Texto de origem:

━━━━

Até a década de 1970, entre nós, prevalecia a regra de não confundir a sociedade com a pessoa de seus sócios e, consequentemente, a não responsabilização pessoal dos sócios pelas dívidas da empresa. Muitos julgados da época entendiam que a integralização do capital de forma plena não autorizava a constrição judicial sobre bens dos cotistas.
O primeiro estudo no Brasil sobre a teoria foi de Rubens Requião em 1969 (RT 410/12). Posteriormente, Fabio Konder Comparato em 1976 (O poder de controle na sociedade anônima) e J. Lamartine Correa de Oliveira em 1979 (A dupla crise da pessoa jurídica) aprofundaram a discussão. Em 1986, a Revista Justitia do Ministério Público de São Paulo trouxe estudo sobre o assunto e, em 1989, Fabio Ulhoa Coelho publicou sua tese sobre o tema. Dentre outros renomados estudiosos que percorreram o tema: João Casillo (RT 528) e Marçal Justen Filho (RT 470). Em 1990, o Código de Defesa do Consumidor recepciona a teoria, ainda que de forma inadequada, pois “incorreu o legislador em imprecisões conceituais lamentáveis, ao confundir institutos e listar alguns fundamentos estranhos à desconsideração”.
(COELHO, Fabio Ulhoa. IN: SILVA, Leonardo Toledo da. Abuso da desconsideração da personalidade jurídica. – São Paulo: Saraiva, 2014, p. 15)

Assim, mesmo com os equívocos na legislação consumerista, a tese trazida por Rubens Requião, com apoio e referência do direito comparado, passou a ser utilizada por ser pertinente, objetiva e evitar injustiças. Ora,” se a pessoa jurídica não se confunde com as pessoas físicas que a integram, pois são personalidade jurídicas distintas; se o patrimônio da sociedade é autônomo, pois são personalidades distintas, não se identificando como dos sócios, seria fácil burlar o direito dos credores, transferindo previamente para a sociedade comercial todos os seus bens, ou o inverso, esta situação não poderia permanecer intangível”.2 Deste modo, surge o alerta de quão fácil seria por meio de pessoa jurídica tentar fraudar credores e o remédio eficaz para combatê-la, desde que demonstrada, de forma clara, o abuso do ente jurídico, caracterizado pelo desvio de finalidade ou confusão patrimonial.

━━━━

Enunciado 1:
Responda às perguntas com base no texto sobre a desconsideração da personalidade jurídica.
(a) Em que ano Rubens Requião publicou o primeiro estudo no Brasil sobre a teoria?
(b) Que lei recepcionou a teoria em 1990?
(c) Pelo que se caracteriza o abuso do ente jurídico, segundo a última frase?
Enunciado 2:
Reproduza fielmente a parte do texto sobre a desconsideração da personalidade jurídica entre "Assim, mesmo com" e "ou confusão patrimonial.", inclusive.
Os registros não têm relação com o texto sobre a desconsideração da personalidade jurídica.

━━━━

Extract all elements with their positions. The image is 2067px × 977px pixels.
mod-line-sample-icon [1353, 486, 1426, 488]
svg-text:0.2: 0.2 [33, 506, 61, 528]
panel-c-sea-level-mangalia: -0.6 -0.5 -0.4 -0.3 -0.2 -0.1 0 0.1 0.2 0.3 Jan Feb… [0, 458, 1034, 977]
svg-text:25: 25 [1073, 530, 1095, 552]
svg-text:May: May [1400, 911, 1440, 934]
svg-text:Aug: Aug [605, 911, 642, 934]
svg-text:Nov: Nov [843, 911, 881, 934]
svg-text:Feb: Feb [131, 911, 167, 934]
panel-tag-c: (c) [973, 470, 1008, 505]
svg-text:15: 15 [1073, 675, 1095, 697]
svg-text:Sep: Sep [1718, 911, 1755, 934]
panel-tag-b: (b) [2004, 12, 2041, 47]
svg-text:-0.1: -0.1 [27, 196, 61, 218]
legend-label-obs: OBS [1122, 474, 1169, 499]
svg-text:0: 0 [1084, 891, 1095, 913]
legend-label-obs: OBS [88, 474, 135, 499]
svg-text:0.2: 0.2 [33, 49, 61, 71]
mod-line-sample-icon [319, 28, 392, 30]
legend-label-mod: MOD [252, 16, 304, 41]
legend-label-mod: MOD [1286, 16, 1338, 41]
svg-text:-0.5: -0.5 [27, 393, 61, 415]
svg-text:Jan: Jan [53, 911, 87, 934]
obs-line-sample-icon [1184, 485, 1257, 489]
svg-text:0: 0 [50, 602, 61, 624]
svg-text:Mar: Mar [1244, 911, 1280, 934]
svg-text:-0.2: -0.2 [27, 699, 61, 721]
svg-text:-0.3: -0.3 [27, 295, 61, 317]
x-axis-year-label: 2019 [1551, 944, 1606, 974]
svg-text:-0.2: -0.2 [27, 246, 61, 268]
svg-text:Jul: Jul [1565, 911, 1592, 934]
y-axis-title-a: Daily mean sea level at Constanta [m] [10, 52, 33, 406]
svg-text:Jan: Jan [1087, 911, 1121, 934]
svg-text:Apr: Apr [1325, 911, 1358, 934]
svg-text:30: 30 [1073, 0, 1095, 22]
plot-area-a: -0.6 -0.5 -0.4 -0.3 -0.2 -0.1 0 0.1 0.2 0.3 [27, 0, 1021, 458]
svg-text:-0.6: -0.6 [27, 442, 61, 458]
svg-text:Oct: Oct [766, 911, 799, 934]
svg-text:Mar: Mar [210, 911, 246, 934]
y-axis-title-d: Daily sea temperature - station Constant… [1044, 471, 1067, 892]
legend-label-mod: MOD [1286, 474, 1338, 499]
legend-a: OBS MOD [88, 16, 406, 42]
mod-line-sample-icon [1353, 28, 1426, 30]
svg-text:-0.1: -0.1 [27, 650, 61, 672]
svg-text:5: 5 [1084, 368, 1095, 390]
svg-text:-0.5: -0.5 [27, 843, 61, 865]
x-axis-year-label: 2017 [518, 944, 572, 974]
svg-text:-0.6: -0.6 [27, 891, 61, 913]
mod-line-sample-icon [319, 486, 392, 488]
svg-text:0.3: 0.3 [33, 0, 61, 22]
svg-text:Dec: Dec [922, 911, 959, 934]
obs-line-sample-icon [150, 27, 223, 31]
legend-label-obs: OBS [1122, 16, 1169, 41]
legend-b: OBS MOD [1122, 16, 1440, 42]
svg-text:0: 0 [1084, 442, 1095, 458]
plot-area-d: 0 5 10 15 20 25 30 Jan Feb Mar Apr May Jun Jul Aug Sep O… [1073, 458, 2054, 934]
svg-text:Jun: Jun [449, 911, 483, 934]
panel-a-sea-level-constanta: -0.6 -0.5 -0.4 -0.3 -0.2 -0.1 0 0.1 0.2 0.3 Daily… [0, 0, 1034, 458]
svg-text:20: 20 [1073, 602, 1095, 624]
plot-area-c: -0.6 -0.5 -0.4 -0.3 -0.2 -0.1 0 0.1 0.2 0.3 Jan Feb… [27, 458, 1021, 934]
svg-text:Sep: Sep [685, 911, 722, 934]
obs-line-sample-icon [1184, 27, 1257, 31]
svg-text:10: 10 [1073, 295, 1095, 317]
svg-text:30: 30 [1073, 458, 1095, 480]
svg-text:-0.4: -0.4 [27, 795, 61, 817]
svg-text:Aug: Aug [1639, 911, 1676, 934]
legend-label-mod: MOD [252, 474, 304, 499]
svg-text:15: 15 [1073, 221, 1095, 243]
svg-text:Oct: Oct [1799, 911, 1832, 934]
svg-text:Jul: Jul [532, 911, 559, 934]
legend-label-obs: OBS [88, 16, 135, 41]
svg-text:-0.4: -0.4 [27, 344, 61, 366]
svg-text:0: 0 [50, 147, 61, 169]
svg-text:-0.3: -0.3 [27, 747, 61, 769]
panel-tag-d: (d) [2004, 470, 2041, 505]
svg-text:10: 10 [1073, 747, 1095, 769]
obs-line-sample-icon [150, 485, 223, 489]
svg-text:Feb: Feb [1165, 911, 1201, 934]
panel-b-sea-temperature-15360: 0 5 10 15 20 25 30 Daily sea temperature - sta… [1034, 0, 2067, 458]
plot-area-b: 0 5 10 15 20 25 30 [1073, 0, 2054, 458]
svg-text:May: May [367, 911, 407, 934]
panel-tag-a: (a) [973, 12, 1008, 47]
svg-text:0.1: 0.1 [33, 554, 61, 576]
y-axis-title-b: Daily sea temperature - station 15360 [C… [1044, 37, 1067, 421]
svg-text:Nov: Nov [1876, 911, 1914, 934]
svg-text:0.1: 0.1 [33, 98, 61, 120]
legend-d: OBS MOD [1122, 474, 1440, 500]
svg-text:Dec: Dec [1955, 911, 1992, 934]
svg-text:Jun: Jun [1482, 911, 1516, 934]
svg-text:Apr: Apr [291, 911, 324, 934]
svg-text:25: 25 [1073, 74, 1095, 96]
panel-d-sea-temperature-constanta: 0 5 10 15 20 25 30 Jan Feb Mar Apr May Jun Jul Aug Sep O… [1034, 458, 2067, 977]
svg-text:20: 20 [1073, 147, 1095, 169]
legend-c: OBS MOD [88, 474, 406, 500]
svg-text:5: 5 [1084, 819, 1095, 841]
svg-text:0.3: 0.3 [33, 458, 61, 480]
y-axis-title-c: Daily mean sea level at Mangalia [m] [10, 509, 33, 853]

━━━━

Solução detalhada 1:
(a) Em 1969.
(b) O Código de Defesa do Consumidor.
(c) Pelo desvio de finalidade ou pela confusão patrimonial.

Solução detalhada 2:
Assim, mesmo com os equívocos na legislação consumerista, a tese trazida por Rubens Requião, com apoio e referência do direito comparado, passou a ser utilizada por ser pertinente, objetiva e evitar injustiças. Ora,” se a pessoa jurídica não se confunde com as pessoas físicas que a integram, pois são personalidade jurídicas distintas; se o patrimônio da sociedade é autônomo, pois são personalidades distintas, não se identificando como dos sócios, seria fácil burlar o direito dos credores, transferindo previamente para a sociedade comercial todos os seus bens, ou o inverso, esta situação não poderia permanecer intangível”.2 Deste modo, surge o alerta de quão fácil seria por meio de pessoa jurídica tentar fraudar credores e o remédio eficaz para combatê-la, desde que demonstrada, de forma clara, o abuso do ente jurídico, caracterizado pelo desvio de finalidade ou confusão patrimonial.